# What needs to be done:
Copy every line of the data in which the word "staff" occurs.

══ Records provided

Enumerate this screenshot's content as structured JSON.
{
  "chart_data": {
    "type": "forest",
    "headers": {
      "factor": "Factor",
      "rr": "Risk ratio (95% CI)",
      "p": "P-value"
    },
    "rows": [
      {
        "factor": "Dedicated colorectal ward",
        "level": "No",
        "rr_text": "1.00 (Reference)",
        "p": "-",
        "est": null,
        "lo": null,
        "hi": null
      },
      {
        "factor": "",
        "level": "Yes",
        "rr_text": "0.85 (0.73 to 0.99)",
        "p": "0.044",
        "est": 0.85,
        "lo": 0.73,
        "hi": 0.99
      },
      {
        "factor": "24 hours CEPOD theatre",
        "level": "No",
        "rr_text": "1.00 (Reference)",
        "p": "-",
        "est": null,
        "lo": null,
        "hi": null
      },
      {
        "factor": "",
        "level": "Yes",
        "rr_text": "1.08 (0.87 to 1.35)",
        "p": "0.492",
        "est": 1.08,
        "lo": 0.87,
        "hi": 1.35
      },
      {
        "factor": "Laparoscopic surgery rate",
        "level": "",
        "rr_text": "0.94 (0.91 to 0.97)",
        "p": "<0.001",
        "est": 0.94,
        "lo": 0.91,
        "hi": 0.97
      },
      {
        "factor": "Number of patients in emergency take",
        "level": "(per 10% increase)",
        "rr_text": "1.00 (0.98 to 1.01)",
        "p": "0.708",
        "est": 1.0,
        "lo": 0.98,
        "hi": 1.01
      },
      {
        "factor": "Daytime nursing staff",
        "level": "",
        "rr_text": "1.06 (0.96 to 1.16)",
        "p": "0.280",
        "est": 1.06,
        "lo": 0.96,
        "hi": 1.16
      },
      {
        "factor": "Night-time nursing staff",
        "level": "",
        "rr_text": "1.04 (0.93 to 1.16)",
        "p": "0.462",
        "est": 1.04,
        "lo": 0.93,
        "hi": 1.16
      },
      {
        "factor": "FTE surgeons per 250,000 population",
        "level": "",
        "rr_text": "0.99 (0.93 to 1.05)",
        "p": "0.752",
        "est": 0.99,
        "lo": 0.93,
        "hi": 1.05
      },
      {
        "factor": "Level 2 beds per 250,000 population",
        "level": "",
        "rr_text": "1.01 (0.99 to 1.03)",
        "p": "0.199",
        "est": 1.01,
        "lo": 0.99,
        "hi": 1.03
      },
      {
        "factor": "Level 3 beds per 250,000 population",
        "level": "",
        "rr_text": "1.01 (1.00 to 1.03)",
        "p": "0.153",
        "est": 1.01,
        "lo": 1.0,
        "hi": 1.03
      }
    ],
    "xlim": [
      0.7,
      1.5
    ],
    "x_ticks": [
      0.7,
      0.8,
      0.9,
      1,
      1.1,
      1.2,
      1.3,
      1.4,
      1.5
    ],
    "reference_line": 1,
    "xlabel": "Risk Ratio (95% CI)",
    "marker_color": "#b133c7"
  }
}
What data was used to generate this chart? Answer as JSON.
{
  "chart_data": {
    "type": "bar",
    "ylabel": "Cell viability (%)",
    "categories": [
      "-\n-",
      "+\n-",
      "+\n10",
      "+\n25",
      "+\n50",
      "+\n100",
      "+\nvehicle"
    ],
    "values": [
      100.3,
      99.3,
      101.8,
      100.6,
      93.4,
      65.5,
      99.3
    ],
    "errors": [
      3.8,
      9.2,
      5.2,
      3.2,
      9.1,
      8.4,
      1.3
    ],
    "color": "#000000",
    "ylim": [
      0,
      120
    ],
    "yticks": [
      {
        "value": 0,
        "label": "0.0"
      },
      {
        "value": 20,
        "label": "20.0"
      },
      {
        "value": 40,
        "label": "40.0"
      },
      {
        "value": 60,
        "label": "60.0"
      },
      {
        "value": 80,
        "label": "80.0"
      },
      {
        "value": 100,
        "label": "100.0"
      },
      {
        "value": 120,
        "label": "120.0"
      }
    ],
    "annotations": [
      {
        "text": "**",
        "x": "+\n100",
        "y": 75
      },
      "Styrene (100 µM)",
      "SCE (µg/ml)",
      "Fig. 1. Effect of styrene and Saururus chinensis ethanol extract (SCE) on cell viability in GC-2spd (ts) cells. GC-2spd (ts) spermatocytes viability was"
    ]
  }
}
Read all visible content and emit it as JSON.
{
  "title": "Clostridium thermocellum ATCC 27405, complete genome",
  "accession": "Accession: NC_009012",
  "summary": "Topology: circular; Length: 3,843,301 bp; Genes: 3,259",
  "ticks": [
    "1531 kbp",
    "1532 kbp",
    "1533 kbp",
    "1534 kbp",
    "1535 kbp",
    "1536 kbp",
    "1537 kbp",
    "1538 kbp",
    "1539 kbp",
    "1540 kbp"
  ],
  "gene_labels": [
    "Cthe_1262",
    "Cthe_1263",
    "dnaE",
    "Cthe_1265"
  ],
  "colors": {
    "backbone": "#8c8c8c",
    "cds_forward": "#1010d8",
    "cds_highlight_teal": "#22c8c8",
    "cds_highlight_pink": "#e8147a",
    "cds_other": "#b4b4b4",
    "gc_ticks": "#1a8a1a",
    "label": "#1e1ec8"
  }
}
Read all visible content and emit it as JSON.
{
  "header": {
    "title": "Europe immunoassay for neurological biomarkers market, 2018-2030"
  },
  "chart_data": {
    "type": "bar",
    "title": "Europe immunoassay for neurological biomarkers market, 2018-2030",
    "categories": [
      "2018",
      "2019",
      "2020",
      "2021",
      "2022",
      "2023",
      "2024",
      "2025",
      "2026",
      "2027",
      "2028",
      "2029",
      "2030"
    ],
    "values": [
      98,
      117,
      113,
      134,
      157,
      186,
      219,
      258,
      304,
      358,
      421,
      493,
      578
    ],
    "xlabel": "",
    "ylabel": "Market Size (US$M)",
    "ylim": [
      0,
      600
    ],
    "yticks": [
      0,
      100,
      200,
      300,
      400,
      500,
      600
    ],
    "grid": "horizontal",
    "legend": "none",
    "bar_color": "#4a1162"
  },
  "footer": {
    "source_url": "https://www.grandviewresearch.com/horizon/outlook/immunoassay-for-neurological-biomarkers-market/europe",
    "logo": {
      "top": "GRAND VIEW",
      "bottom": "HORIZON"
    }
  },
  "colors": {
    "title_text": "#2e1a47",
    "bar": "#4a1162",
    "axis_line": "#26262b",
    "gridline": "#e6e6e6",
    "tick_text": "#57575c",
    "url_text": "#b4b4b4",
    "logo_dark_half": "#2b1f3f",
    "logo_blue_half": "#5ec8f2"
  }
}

════

# Completed exercise:
        "factor": "Daytime nursing staff",
        "factor": "Night-time nursing staff",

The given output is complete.